PASSAGE TO READ:
◇ ◇ ◇ ◇
In performing GTT, an STP does not need to know the exact final destination of a message. It can, instead, perform intermediate GTT, in which it uses its tables to find another STP further along the route to the destination. That STP, in turn, can perform final GTT, routing the message to its actual destination.

Intermediate GTT minimizes the need for STPs to maintain extensive information about nodes that are far removed from them. GTT also is used at the STP to share load among mated SCPs in both normal and failure scenarios. In these instances, when messages arrive at an STP for final GTT and routing to a database, the STP can select from among available redundant SCPs. It can select an SCP on either a priority basis (referred to as primary backup) or so as to equalize the load across all available SCPs (referred to as load sharing).

ISDN User Part (ISUP)
◇ ◇ ◇ ◇
DIRECTIONS:
[1] Answer these questions from the passage on global title translation:
(a) In intermediate GTT, what does an STP use its tables to find?
(b) What is selecting an SCP on a priority basis called?
(c) What is selecting an SCP so as to equalize the load across all available SCPs called?
[2] For each statement, say yes or no based on the passage on global title translation, and quote the words that settle it:
(a) An STP performing GTT must know the exact final destination of a message.
(b) GTT at the STP shares load among mated SCPs only when a failure occurs.
(c) Intermediate GTT lessens how much information STPs must keep about distant nodes.
[3] Write the next part of the passage on global title translation, continuing after its last heading.
The listing that comes next has no connection to the passage on global title translation.

RECORD EXTRACTS:
◇ ◇ ◇ ◇
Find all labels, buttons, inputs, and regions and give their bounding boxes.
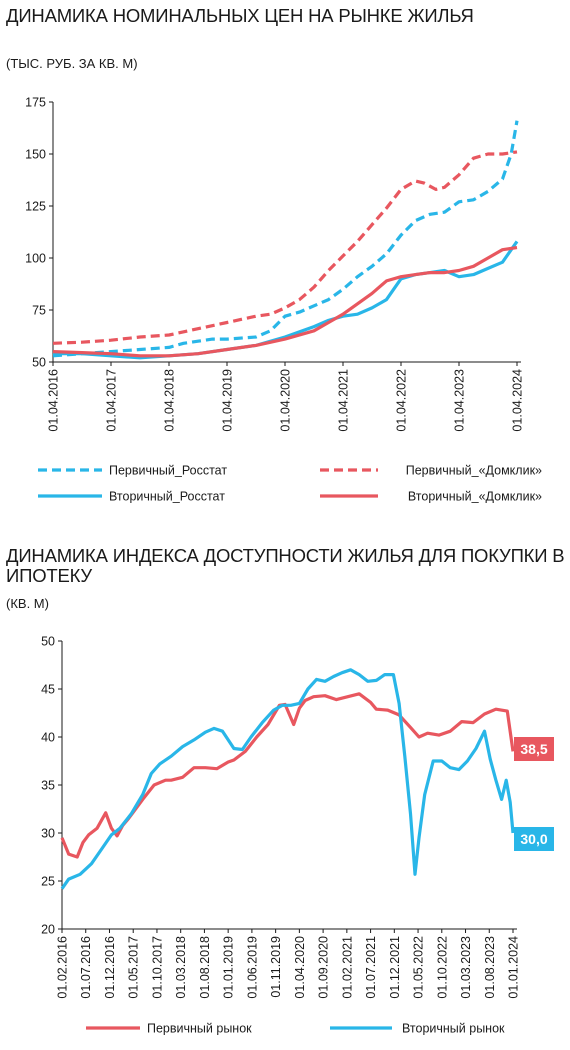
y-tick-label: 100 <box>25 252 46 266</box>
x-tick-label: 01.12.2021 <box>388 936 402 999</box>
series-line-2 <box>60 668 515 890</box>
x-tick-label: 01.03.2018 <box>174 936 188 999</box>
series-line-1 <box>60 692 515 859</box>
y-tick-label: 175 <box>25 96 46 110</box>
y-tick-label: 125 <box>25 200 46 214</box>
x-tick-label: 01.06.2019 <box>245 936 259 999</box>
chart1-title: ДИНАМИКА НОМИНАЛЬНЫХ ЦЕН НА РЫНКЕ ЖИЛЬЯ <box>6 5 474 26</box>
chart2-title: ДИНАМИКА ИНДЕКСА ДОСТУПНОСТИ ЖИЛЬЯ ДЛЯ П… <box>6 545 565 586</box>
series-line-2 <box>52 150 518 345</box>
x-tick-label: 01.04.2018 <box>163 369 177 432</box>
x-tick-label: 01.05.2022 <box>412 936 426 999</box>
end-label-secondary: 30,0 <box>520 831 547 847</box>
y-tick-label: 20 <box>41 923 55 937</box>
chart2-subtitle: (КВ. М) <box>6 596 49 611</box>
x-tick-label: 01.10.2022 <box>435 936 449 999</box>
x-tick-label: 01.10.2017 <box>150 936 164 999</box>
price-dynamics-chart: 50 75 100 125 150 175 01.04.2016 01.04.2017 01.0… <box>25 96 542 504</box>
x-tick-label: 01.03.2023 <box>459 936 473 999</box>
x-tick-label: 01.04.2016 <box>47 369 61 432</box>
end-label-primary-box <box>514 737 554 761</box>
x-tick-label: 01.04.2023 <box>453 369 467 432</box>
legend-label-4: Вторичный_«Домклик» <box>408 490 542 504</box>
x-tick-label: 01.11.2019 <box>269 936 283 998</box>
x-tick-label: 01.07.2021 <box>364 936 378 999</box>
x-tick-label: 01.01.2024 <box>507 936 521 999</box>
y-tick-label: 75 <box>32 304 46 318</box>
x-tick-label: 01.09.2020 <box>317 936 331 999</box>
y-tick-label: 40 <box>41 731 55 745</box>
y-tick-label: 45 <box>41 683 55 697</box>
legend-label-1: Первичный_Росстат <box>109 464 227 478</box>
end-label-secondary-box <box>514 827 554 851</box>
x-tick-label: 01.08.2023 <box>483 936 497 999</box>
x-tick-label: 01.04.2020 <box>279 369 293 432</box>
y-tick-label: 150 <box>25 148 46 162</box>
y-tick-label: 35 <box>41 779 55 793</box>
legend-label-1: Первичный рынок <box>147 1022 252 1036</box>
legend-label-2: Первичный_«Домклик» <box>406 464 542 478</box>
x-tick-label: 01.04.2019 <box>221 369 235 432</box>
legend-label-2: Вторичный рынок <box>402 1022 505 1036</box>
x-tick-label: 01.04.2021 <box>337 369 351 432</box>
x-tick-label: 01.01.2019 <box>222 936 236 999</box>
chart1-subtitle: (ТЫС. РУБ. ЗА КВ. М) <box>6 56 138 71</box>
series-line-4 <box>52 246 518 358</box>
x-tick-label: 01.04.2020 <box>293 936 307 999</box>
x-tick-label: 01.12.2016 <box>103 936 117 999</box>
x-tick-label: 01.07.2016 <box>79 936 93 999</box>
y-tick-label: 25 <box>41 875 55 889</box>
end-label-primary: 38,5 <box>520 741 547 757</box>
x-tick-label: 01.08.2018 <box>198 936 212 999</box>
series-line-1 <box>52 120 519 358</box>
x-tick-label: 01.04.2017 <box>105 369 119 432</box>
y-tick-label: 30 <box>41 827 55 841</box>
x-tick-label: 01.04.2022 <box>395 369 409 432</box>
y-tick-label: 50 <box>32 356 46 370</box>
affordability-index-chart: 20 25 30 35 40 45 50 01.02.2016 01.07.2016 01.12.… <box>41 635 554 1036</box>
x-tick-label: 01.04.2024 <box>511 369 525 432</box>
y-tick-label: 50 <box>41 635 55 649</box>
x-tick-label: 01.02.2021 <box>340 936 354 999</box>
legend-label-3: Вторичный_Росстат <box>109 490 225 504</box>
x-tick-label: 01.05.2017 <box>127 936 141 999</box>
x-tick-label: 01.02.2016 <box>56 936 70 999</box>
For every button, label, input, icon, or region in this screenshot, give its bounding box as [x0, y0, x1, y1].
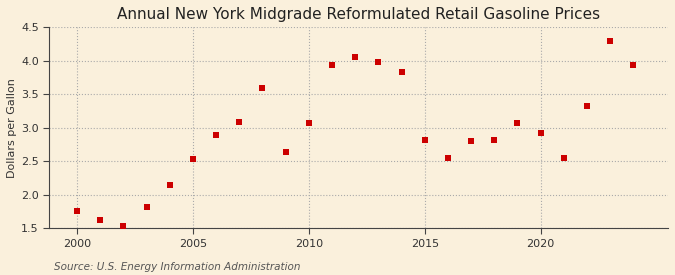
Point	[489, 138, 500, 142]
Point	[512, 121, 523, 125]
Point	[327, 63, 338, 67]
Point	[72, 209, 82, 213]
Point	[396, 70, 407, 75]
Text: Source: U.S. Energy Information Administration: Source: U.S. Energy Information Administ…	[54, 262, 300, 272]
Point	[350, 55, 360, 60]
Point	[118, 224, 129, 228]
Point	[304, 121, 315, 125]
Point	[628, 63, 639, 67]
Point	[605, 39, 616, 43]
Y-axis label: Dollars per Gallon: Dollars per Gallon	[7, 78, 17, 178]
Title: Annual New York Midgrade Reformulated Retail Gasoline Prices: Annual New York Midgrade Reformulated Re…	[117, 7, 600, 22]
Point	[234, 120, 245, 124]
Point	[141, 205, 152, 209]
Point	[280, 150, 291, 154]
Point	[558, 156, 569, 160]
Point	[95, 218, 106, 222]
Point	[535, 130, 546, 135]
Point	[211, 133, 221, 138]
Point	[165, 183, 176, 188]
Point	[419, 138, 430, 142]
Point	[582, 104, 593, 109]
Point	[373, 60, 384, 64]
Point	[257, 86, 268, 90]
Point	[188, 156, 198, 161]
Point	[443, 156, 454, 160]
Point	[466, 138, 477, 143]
◇ ◇ ◇ ◇
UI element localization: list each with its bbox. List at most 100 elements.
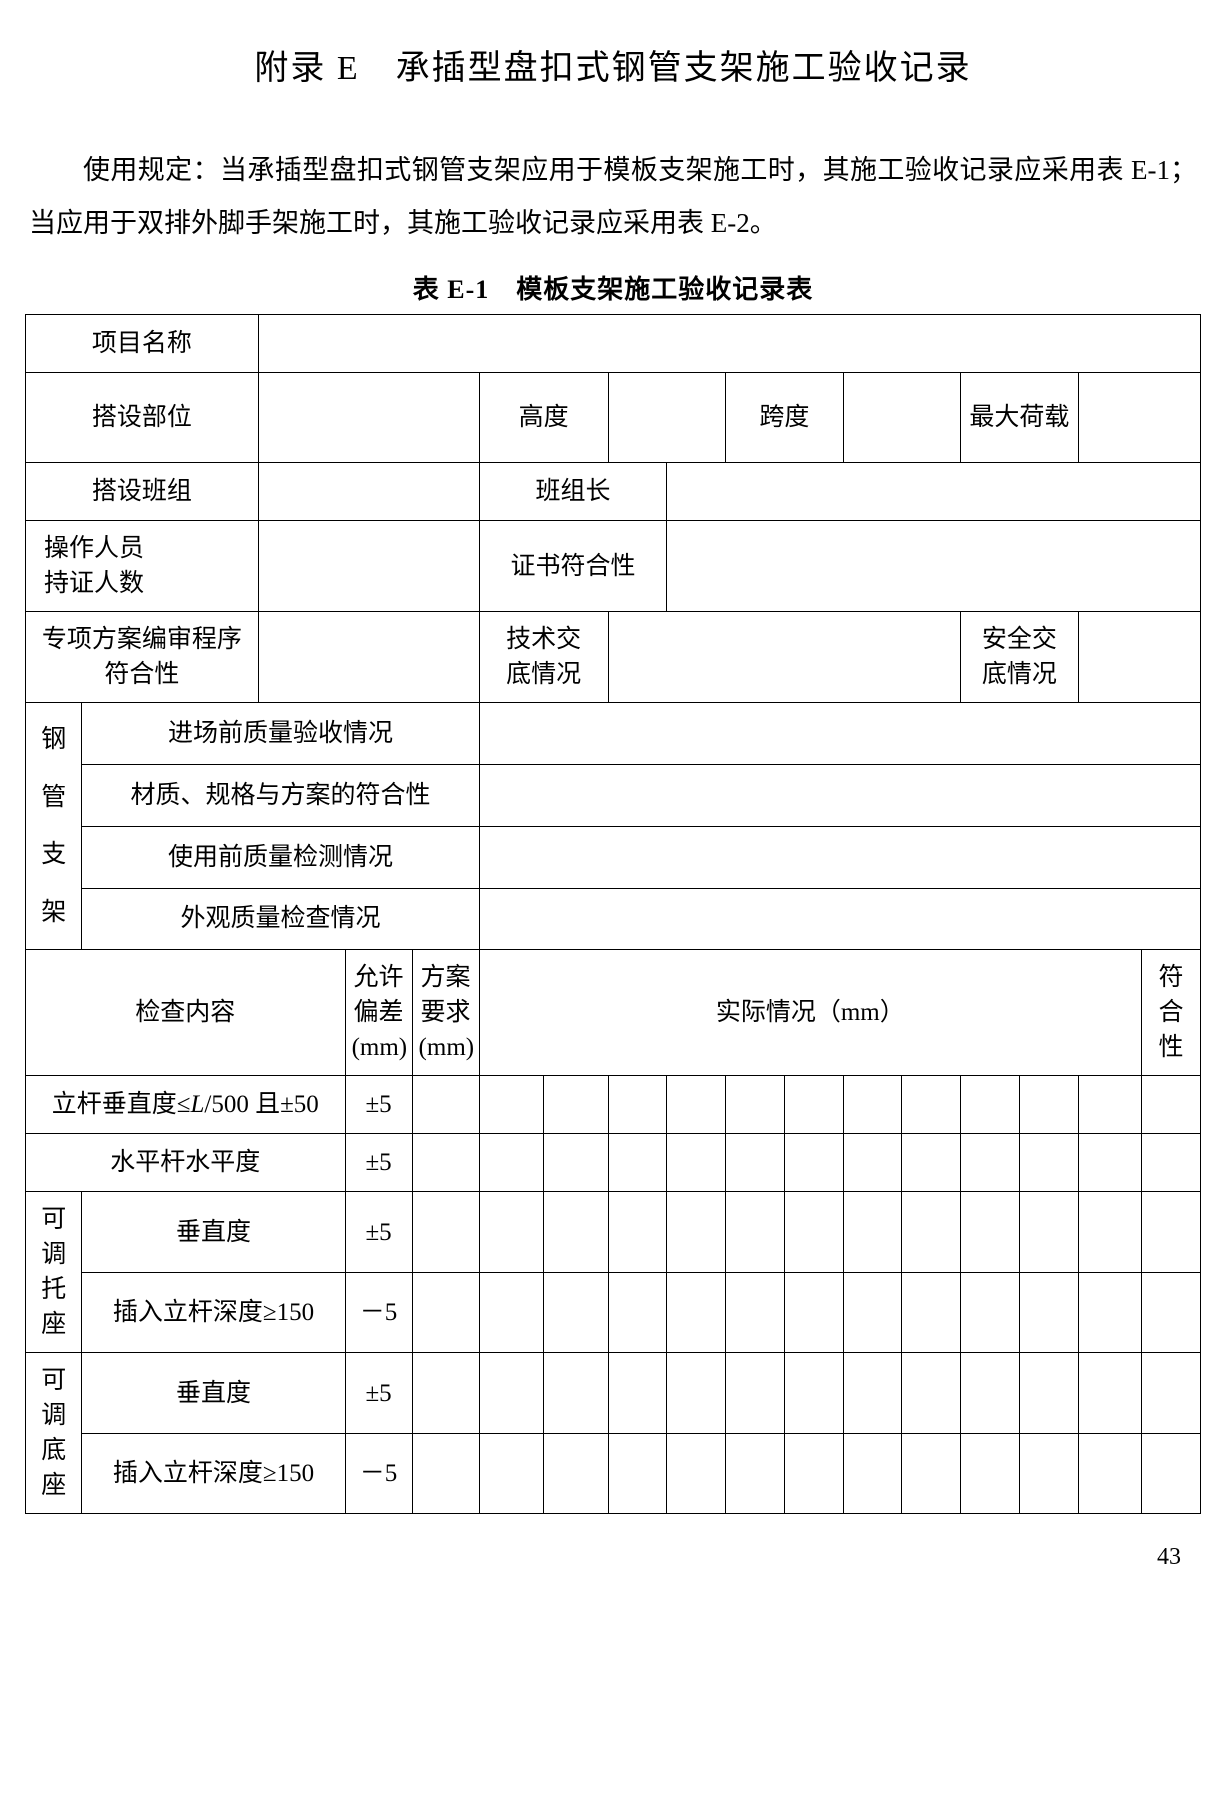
◇ ◇ ◇ ◇
RESPONSES IN ORDER:
[1]
(a) Another STP further along the route to the destination.
(b) Primary backup.
(c) Load sharing.

[2]
(a) No: "an STP does not need to know the exact final destination of a message."
(b) No: "in both normal and failure scenarios."
(c) Yes: "Intermediate GTT minimizes the need for STPs to maintain extensive information about nodes that are far removed from them."

[3]
ISUP user part defines the messages and protocol used in the establishment and tear down of voice and data calls over the public switched network (PSN), and to manage the trunk network on which they rely. Despite its name, ISUP is used for both ISDN and non–ISDN calls. In the North American version of SS7, ISUP messages rely exclusively on MTP to transport messages between concerned nodes.

Transaction Capabilities Application Part (TCAP)

TCAP defines the messages and protocol used to communicate between applications (deployed as subsystems) in nodes. It is used for database services such as calling card, 800, and AIN as well as switch-to-switch services including repeat dialing and call return. Because TCAP messages must be delivered to individual applications within the nodes they address, they use the SCCP for transport.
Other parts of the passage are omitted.